*** RECORDS TO PROCESS

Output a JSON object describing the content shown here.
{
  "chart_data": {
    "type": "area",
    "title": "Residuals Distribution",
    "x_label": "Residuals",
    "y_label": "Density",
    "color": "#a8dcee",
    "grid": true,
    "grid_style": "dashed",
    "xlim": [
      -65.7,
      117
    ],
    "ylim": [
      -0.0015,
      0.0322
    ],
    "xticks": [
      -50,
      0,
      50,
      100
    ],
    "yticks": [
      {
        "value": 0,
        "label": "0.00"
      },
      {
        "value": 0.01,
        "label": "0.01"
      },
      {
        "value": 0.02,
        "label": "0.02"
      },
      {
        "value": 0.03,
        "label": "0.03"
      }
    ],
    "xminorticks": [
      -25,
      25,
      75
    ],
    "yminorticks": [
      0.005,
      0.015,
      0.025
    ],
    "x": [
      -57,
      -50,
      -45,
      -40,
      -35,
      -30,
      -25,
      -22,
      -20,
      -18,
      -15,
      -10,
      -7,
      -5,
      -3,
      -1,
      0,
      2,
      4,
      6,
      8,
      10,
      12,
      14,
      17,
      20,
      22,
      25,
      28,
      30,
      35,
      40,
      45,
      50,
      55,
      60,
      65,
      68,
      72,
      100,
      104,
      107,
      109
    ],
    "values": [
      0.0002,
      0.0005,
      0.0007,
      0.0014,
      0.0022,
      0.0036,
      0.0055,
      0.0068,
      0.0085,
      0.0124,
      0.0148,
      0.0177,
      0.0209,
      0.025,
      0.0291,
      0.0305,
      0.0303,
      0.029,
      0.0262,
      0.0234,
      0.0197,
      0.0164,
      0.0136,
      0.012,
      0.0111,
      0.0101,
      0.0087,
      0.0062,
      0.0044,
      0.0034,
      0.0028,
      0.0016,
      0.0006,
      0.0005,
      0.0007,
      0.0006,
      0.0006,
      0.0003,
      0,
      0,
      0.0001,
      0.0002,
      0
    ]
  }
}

******
*** RECORDS TO PROCESS

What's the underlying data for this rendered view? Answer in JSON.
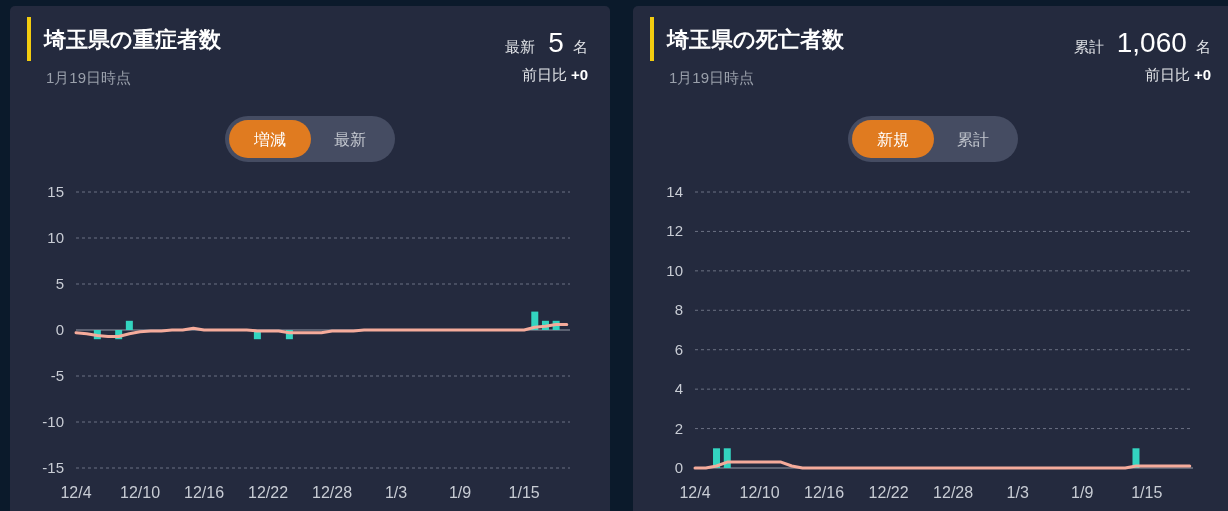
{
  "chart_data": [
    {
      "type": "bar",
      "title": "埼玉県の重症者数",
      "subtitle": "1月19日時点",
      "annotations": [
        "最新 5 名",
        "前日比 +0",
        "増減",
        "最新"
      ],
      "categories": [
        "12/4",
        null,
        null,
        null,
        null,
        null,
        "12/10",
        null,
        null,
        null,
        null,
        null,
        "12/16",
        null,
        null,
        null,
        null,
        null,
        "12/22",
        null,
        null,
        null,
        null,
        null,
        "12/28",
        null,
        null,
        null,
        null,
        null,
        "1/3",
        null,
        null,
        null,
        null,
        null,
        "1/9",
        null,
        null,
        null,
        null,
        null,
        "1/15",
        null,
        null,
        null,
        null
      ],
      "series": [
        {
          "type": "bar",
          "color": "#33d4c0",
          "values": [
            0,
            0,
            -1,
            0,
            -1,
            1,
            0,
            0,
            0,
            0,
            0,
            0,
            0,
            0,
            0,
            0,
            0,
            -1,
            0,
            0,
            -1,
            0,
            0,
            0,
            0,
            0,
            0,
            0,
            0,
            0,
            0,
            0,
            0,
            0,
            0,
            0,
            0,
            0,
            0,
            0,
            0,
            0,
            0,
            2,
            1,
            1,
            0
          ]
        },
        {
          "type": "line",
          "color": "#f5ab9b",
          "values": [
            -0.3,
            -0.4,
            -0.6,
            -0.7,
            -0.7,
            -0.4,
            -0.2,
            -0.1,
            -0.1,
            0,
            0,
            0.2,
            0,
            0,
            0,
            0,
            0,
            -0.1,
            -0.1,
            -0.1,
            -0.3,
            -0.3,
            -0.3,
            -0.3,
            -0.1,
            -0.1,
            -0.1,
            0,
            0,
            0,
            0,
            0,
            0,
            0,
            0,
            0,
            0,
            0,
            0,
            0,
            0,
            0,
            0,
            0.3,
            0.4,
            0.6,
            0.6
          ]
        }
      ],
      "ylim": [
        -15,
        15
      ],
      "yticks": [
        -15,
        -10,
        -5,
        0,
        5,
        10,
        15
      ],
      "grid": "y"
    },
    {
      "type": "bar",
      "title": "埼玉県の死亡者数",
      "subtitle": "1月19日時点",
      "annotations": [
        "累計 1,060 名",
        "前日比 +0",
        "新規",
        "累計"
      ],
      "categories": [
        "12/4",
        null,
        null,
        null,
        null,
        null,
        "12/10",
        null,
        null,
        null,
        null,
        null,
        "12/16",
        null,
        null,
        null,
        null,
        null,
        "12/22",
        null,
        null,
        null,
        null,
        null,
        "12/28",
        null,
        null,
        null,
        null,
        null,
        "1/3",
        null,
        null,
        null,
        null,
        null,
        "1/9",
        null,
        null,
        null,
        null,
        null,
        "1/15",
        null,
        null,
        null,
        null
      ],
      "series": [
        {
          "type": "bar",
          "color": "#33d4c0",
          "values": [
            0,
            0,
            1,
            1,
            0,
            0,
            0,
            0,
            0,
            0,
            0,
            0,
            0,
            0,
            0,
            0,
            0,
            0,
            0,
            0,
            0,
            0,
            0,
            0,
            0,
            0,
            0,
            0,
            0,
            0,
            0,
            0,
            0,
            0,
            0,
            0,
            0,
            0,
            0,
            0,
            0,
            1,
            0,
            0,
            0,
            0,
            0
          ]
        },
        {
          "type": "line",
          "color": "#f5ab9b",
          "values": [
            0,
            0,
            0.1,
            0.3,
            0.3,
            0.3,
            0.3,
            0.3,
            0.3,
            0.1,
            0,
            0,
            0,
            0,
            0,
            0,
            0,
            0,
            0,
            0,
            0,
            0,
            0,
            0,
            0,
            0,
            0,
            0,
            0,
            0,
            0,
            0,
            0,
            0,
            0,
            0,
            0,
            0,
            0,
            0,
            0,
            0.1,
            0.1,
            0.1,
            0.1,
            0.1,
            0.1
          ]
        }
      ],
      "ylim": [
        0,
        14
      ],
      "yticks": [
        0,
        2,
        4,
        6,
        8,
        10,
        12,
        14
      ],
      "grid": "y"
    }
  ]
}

******

TASK:
Copy out every line in the entries above that holds "JSON".

EXPECTED OUTPUT:
Output a JSON object describing the content shown here.
What's the underlying data for this rendered view? Answer in JSON.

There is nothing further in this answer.